# [PAGE EXCERPT]
·····

Git: Under the Hood — How Git Actually Works

Oct 22, 2025
GitVCS

Git’s Core Philosophy

At its core, Git isn’t about “versions of files” — it’s about snapshots of content.

Most version control systems (like SVN) store differences — the delta between file versions.

Git stores snapshots — each commit is a complete snapshot of your project’s state (with deduplication for unchanged files).

The .git Directory

Whenever you run git init, Git creates a hidden .git folder — this is the entire repository. Your working directory is just a convenience layer.

Inside .git, you’ll find key components:

├── config
├── description
├── HEAD
├── index
├── info
│   ├── exclude
│   └── refs
├── logs
│   ├── HEAD
│   └── refs
├── objects
│   ├── info
│   └── pack
├── packed-refs
└── refs
    ├── heads
    └── tags

Let’s decode these one by one.

·····

# [STORED DATA]
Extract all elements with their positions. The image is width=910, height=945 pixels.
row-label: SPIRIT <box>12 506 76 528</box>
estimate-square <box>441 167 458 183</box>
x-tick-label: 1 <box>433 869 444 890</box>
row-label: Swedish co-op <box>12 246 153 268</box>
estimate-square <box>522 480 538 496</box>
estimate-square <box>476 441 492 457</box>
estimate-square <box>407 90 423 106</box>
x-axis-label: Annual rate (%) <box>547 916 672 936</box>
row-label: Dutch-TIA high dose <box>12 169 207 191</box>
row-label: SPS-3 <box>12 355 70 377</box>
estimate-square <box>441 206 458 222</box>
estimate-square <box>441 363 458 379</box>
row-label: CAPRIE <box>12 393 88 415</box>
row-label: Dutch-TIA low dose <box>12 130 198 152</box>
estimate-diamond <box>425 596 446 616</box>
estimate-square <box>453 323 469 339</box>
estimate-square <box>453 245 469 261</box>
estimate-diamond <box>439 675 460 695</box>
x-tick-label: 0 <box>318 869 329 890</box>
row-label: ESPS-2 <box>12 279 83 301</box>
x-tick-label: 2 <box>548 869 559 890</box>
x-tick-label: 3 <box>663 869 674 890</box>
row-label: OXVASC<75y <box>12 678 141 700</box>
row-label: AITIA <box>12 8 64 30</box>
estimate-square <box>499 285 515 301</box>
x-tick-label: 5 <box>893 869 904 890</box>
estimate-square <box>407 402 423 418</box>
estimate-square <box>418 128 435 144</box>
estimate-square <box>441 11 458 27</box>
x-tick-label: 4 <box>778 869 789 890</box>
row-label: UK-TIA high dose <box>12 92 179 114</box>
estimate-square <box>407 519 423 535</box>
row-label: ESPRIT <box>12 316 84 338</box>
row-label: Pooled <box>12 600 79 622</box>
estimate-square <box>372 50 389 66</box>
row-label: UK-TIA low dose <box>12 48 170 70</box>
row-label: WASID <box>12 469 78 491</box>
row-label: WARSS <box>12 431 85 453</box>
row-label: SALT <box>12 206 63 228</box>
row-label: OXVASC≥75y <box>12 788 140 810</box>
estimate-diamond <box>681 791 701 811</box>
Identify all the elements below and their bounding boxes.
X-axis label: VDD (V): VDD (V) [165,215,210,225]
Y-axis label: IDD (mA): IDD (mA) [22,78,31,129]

·····

# [SHORT PROBLEM A]
In the .git directory tree shown in the Git internals article, list every top-level entry that has further entries nested beneath it.
# [SHORT PROBLEM B]
Which version control system does the Git internals article name as storing differences between file versions?
# [SHORT PROBLEM C]
Write the next part of the Git internals article, starting after its final sentence.

# [WRITTEN ANSWER A]
info, logs, objects, refs

# [WRITTEN ANSWER B]
SVN

# [WRITTEN ANSWER C]
The Object Database — Git’s Heart

Everything in Git is stored as an object inside .git/objects/.

There are four types of objects:

  • Blob — represents file contents
  • Tree — represents directories (contains references to blobs and subtrees)
  • Commit — represents a snapshot with metadata (author, parent, message, etc.)
  • Tag — a named pointer to a commit (often annotated)

Git stores all these as content-addressable objects, meaning:

The object’s filename = SHA-1 hash of its contents.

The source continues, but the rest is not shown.